----- Data records

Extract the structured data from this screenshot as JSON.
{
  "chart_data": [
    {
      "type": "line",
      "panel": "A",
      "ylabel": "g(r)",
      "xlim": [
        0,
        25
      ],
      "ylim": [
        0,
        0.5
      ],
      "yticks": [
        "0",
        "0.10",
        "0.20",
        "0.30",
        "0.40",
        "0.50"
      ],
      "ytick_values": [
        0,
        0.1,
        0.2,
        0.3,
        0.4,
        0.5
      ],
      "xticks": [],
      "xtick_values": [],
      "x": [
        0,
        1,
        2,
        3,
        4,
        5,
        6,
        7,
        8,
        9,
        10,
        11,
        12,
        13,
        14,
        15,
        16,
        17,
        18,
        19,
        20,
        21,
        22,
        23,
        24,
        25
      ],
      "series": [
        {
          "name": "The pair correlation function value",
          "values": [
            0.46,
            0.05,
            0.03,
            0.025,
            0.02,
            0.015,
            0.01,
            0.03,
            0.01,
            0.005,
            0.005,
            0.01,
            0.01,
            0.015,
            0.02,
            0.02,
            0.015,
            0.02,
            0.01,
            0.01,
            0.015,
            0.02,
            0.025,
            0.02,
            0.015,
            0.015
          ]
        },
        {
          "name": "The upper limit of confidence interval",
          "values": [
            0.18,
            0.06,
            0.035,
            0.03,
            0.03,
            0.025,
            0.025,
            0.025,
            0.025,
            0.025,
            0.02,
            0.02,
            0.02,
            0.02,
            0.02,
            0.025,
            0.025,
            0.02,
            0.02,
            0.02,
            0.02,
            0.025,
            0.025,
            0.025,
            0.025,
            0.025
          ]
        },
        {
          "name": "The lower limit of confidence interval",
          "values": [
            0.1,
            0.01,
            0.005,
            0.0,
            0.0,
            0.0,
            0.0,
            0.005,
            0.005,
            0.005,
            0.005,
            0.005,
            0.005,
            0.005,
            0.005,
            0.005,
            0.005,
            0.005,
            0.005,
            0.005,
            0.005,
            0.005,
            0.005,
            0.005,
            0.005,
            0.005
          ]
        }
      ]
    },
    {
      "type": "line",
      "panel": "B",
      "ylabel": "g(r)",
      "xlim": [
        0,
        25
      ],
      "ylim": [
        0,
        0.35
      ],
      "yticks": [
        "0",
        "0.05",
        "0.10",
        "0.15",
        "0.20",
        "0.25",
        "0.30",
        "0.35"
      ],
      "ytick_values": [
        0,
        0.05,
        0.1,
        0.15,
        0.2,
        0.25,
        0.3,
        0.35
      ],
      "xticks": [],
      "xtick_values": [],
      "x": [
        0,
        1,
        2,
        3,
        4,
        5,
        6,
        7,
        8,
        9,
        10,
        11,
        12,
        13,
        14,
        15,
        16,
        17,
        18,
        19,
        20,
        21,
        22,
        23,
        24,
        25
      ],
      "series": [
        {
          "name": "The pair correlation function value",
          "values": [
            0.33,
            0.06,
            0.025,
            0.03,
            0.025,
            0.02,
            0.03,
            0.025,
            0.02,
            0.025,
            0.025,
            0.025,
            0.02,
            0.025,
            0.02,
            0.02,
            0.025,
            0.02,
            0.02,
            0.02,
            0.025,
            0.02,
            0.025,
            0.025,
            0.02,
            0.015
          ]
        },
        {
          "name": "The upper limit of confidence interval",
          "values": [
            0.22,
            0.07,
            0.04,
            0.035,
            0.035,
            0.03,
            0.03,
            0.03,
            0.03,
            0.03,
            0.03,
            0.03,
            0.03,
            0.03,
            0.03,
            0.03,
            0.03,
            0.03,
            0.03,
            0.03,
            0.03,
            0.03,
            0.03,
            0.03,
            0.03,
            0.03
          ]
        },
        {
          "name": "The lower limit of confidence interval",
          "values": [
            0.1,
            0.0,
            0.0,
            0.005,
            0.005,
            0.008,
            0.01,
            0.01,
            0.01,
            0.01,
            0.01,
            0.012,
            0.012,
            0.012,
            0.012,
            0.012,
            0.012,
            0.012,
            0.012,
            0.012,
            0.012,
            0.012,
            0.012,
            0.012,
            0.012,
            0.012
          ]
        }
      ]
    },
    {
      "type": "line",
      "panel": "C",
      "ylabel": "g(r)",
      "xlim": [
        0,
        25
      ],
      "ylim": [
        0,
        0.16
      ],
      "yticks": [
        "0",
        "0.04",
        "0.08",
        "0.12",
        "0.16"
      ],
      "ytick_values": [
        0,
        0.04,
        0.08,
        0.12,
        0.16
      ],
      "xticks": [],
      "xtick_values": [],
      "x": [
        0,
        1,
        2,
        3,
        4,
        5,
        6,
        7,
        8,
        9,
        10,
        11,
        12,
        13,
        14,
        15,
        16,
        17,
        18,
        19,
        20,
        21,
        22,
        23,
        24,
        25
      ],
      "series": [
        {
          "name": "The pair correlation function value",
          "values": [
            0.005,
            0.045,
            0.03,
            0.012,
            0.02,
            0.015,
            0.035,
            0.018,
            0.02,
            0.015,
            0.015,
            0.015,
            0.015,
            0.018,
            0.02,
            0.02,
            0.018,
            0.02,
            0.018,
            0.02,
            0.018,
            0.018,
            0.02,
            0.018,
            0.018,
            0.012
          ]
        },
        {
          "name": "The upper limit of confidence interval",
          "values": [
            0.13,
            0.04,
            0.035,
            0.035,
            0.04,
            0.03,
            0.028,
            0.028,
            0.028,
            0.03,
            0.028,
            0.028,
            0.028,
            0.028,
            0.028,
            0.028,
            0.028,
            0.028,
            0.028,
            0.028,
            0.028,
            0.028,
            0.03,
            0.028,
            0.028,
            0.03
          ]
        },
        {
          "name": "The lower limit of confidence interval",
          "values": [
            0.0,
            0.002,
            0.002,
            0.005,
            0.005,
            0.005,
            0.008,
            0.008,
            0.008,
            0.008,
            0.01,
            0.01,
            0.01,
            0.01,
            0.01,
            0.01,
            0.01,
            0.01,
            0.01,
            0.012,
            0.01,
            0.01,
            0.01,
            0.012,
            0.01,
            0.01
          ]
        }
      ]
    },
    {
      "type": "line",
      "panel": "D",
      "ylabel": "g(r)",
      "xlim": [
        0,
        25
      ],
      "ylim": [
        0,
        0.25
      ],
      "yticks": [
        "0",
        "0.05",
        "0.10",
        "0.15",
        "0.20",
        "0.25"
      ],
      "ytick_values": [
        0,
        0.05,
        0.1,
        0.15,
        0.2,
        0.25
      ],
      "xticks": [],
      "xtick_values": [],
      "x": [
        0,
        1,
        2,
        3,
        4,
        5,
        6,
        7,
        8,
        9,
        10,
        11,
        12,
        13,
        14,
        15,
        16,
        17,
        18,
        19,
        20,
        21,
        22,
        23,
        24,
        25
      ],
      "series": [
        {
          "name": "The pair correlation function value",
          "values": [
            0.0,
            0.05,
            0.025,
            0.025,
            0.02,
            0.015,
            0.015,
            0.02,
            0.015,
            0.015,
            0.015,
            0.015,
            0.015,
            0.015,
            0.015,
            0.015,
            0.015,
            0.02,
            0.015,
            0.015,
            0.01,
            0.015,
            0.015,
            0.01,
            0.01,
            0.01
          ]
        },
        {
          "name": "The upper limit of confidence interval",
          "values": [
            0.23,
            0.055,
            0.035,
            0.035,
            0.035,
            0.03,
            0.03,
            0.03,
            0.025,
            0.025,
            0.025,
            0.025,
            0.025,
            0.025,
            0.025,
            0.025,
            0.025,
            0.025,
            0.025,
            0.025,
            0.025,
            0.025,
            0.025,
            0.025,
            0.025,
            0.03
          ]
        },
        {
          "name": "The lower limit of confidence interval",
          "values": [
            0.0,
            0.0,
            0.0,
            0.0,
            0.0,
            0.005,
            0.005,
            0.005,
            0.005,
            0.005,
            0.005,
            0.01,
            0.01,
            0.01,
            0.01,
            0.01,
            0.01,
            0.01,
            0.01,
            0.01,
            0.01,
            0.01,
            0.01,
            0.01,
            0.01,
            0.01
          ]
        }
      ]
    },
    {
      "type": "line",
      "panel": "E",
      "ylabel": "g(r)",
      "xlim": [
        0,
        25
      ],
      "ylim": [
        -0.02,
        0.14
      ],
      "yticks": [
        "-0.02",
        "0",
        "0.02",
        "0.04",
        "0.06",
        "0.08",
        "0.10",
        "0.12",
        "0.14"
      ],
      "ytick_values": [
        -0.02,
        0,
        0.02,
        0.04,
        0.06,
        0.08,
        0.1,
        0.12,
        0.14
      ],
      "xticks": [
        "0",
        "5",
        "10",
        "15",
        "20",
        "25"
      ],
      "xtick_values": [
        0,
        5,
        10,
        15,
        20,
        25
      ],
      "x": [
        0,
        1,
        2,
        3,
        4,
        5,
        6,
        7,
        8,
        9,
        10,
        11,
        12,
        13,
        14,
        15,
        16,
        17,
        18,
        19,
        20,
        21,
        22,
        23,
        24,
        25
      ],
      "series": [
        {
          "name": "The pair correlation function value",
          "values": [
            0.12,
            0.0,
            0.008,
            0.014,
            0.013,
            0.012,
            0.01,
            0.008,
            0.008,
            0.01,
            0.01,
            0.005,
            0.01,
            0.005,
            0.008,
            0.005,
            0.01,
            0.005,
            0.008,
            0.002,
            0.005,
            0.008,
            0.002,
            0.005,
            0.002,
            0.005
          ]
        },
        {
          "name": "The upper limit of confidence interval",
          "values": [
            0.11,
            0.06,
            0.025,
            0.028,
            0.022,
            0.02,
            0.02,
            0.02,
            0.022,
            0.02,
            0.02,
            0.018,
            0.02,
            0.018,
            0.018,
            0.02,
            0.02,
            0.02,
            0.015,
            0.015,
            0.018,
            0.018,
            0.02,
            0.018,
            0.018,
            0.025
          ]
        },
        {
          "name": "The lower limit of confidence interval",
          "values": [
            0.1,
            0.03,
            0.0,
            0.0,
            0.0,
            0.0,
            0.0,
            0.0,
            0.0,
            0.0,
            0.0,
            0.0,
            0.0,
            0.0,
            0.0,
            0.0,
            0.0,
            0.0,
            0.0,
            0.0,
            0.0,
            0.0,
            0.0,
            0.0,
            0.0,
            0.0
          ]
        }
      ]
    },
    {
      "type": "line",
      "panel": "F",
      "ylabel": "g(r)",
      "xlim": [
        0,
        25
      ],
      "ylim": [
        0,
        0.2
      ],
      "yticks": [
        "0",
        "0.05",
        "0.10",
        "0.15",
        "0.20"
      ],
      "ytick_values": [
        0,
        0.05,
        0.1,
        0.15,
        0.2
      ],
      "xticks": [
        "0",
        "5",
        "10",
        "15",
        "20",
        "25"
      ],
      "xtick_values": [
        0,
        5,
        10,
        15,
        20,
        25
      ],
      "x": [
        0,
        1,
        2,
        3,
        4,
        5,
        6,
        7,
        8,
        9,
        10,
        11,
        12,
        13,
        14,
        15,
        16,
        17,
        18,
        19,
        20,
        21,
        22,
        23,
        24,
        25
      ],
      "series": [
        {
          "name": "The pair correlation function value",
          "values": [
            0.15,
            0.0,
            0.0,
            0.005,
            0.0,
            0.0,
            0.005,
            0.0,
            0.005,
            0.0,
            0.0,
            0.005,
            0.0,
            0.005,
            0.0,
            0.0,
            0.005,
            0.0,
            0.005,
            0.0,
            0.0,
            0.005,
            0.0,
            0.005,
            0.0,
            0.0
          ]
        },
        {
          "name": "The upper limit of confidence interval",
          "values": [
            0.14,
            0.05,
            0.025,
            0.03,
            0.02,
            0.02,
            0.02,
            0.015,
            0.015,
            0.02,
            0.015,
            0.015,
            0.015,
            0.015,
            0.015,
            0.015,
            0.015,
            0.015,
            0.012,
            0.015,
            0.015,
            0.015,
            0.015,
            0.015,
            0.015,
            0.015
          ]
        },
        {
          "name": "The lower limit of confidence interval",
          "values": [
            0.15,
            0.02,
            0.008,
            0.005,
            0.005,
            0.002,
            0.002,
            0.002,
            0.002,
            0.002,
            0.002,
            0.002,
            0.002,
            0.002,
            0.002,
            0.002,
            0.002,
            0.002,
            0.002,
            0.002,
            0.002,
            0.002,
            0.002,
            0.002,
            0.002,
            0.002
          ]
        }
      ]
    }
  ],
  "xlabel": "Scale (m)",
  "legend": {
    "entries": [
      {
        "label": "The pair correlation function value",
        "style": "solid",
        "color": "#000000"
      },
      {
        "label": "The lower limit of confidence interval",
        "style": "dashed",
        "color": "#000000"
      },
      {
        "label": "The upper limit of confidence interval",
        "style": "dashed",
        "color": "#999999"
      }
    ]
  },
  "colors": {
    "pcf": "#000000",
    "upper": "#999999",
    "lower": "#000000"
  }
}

----------

* [Do this]:
Look above for every line with the word "panel" and copy it.

* [Result of this task]:
      "panel": "A",
      "panel": "B",
      "panel": "C",
      "panel": "D",
      "panel": "E",
      "panel": "F",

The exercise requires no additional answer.